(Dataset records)
####
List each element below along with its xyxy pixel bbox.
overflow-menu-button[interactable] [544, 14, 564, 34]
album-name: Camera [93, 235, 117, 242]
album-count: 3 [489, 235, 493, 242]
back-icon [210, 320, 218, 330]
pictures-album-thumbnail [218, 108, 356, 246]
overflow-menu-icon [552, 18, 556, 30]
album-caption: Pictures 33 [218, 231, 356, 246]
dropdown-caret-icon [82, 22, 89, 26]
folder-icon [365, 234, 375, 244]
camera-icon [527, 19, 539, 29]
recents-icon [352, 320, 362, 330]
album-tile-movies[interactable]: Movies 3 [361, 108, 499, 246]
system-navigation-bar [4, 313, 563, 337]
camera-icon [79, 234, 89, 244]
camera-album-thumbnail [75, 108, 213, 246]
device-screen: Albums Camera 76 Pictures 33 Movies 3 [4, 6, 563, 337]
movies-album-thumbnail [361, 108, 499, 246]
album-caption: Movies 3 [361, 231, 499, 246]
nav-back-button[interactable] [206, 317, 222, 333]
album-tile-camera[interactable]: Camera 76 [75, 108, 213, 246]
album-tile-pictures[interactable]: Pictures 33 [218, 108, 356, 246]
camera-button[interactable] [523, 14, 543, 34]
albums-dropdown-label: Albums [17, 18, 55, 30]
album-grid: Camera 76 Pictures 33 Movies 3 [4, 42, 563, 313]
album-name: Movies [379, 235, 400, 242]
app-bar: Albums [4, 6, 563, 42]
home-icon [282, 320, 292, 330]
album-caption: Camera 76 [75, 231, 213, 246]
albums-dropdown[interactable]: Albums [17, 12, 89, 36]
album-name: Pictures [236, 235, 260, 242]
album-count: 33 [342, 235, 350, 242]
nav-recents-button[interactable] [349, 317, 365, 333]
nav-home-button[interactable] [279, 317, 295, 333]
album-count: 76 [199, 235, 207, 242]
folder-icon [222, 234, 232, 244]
####
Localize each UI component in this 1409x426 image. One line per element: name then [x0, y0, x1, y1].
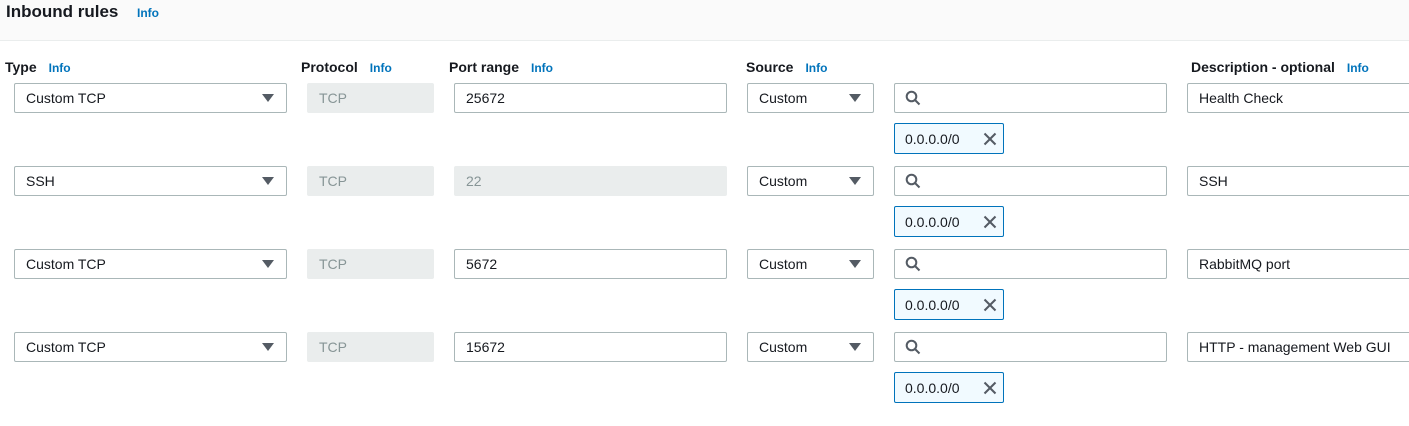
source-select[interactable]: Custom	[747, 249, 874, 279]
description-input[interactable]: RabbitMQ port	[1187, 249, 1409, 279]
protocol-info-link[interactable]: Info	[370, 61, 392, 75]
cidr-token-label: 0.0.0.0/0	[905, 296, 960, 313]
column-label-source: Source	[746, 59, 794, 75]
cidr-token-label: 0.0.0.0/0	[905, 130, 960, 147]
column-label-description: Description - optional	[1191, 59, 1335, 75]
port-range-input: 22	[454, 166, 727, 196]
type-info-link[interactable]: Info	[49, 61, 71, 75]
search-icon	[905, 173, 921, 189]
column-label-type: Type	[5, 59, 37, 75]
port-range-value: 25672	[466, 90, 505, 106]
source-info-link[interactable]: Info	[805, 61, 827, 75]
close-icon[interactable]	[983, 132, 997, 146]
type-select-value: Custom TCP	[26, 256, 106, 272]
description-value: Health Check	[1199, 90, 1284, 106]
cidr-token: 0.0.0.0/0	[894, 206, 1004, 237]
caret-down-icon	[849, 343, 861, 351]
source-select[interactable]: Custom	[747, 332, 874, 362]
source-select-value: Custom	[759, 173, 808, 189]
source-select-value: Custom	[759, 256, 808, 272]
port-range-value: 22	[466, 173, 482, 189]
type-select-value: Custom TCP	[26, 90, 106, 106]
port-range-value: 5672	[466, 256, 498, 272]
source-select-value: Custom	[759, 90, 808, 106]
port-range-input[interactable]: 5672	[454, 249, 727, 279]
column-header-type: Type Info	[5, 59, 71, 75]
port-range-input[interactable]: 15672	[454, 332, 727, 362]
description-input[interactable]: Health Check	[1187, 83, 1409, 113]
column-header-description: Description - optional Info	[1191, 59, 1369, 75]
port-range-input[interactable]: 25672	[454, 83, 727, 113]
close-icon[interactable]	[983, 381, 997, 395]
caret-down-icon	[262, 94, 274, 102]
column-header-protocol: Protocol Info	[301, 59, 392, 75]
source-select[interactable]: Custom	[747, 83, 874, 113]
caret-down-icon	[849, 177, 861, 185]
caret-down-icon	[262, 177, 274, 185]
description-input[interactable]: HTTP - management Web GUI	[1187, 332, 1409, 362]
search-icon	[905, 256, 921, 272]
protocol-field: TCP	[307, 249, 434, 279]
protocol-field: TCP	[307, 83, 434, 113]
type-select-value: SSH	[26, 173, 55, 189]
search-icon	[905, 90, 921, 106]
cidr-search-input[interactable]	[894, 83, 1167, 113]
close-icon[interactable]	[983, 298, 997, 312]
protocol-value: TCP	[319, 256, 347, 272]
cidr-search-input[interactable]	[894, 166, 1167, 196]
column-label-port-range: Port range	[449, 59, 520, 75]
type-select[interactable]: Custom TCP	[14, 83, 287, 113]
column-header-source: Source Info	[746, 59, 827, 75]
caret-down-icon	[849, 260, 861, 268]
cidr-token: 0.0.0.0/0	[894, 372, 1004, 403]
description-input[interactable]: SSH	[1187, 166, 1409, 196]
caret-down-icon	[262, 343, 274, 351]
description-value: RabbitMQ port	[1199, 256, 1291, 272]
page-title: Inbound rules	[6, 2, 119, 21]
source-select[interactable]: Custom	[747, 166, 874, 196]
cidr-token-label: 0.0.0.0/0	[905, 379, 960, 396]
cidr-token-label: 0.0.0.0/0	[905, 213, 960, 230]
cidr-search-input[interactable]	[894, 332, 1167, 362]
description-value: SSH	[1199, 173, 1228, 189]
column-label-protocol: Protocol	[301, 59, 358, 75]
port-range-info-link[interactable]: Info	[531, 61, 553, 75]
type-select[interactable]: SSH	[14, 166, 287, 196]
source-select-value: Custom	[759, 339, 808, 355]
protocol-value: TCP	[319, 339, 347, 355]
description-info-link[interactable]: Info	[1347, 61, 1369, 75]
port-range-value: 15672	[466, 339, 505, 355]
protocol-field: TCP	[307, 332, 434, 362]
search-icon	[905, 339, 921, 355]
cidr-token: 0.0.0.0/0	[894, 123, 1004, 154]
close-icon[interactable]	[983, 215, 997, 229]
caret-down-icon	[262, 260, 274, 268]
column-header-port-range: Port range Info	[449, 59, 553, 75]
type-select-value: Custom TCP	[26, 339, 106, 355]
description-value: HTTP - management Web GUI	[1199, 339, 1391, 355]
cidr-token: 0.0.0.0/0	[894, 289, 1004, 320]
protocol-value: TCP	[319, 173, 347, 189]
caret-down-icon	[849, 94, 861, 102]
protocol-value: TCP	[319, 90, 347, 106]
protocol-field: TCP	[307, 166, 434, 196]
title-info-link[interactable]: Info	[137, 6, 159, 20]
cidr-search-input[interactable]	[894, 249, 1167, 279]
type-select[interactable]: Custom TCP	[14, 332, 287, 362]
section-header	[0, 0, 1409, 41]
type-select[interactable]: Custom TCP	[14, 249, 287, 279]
####
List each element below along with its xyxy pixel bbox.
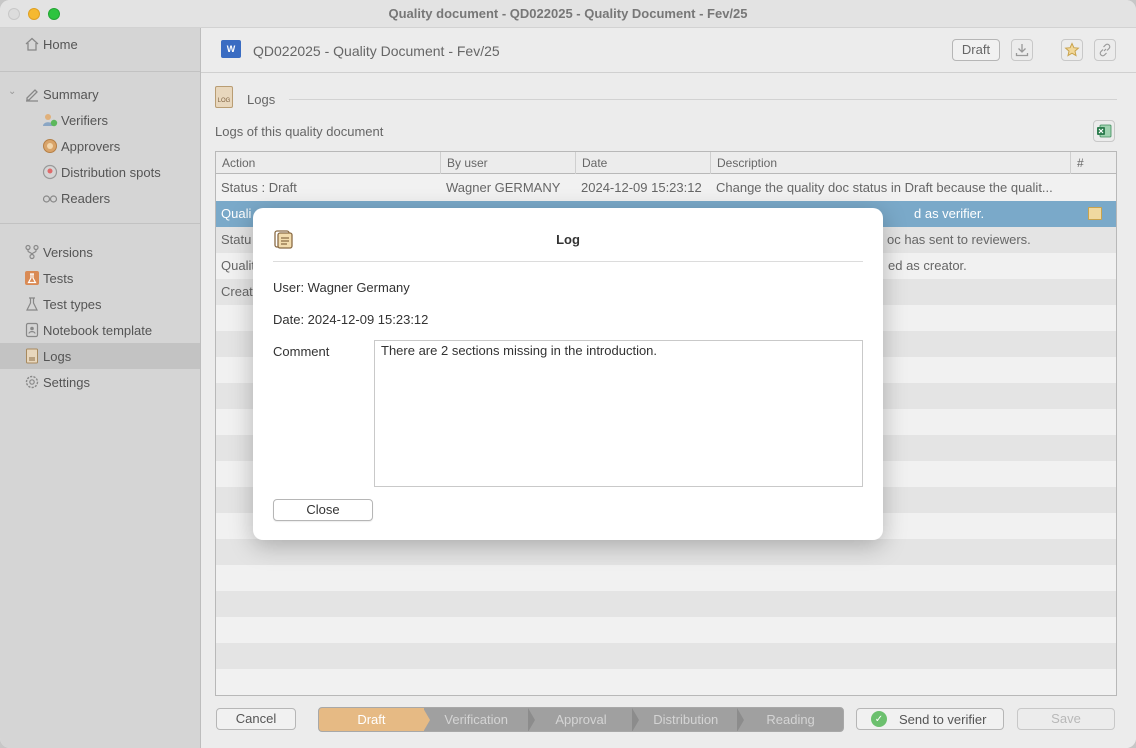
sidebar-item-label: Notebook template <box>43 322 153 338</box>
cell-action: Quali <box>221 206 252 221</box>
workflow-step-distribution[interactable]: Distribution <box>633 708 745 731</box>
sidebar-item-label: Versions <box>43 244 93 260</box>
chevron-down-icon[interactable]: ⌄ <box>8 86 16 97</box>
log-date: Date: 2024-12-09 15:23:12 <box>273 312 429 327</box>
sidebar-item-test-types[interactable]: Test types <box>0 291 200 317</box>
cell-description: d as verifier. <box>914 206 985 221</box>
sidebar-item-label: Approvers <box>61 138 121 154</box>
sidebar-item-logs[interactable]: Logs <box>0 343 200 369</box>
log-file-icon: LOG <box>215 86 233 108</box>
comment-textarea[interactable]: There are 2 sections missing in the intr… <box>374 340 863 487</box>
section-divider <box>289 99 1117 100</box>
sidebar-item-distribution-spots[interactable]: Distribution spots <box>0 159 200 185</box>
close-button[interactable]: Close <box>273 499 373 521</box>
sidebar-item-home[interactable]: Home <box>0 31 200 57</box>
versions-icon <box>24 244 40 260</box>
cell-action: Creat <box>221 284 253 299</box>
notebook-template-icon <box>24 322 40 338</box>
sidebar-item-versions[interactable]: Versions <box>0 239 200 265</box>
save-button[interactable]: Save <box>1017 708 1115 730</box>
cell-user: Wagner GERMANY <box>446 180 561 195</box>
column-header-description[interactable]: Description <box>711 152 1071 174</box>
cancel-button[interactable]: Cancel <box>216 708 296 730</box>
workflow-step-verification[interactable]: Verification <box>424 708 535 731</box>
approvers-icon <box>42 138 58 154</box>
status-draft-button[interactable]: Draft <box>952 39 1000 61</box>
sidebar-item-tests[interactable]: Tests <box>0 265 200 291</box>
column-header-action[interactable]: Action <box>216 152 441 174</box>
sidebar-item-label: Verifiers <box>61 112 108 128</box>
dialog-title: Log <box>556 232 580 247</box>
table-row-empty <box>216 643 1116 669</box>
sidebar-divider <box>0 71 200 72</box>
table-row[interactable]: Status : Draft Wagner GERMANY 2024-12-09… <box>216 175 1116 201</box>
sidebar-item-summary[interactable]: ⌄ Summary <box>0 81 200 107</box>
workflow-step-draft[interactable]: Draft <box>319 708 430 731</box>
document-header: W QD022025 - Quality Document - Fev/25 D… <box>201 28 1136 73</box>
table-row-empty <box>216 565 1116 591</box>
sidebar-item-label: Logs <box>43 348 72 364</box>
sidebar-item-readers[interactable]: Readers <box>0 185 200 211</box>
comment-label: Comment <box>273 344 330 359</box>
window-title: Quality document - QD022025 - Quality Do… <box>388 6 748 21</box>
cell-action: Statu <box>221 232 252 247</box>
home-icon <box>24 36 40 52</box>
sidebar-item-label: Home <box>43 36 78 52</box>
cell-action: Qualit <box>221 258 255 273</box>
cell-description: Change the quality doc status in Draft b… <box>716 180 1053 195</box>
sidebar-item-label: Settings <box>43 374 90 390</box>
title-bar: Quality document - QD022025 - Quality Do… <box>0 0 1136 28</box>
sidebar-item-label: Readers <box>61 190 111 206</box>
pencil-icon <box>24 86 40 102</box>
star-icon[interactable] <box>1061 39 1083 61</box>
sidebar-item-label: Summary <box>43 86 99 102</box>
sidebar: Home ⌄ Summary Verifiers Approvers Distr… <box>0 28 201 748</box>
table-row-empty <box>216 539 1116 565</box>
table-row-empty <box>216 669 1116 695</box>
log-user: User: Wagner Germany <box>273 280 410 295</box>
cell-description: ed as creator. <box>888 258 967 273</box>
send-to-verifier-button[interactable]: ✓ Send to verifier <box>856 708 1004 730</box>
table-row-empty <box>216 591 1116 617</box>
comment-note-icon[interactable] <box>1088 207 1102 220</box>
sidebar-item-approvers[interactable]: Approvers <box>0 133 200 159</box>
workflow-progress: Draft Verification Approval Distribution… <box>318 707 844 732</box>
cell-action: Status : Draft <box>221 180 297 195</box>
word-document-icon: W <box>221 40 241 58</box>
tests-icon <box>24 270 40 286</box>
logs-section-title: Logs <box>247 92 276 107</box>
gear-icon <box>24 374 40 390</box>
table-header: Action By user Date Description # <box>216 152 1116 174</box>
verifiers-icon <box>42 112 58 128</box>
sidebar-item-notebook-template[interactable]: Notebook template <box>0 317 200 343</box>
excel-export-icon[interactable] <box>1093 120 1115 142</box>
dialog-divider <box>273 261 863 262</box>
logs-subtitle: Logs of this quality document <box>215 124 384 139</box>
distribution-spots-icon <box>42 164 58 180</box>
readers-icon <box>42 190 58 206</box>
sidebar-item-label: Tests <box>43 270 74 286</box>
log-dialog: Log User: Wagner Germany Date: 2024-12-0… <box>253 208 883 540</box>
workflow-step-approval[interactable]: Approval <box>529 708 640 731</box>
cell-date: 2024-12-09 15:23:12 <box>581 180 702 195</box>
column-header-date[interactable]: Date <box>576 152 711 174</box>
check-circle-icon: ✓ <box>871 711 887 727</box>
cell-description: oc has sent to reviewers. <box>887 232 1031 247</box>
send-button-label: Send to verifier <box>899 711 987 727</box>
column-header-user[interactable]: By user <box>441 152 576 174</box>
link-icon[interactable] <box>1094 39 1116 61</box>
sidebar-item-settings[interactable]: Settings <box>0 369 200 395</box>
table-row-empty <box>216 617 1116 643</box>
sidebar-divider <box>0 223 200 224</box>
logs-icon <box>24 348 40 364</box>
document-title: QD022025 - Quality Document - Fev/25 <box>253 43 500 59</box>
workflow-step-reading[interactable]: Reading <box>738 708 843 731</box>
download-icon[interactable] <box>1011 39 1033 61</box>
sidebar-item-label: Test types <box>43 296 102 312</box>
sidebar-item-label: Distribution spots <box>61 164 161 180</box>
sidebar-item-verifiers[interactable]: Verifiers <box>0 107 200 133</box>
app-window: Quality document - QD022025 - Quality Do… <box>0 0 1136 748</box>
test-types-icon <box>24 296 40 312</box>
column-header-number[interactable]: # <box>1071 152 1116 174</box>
####
▶ **Exercise instructions**: Copy the rows exactly, starting with the line containing "249, 874, 279]" and continuing through the line containing "61, 827, 75]".

▶ **Finished exercise**:
source-select[interactable]: Custom	[747, 249, 874, 279]
description-input[interactable]: RabbitMQ port	[1187, 249, 1409, 279]
protocol-info-link[interactable]: Info	[370, 61, 392, 75]
cidr-token-label: 0.0.0.0/0	[905, 296, 960, 313]
column-label-source: Source	[746, 59, 794, 75]
cidr-token-label: 0.0.0.0/0	[905, 130, 960, 147]
column-label-description: Description - optional	[1191, 59, 1335, 75]
port-range-input: 22	[454, 166, 727, 196]
type-info-link[interactable]: Info	[49, 61, 71, 75]
search-icon	[905, 173, 921, 189]
column-label-type: Type	[5, 59, 37, 75]
port-range-value: 25672	[466, 90, 505, 106]
source-info-link[interactable]: Info	[805, 61, 827, 75]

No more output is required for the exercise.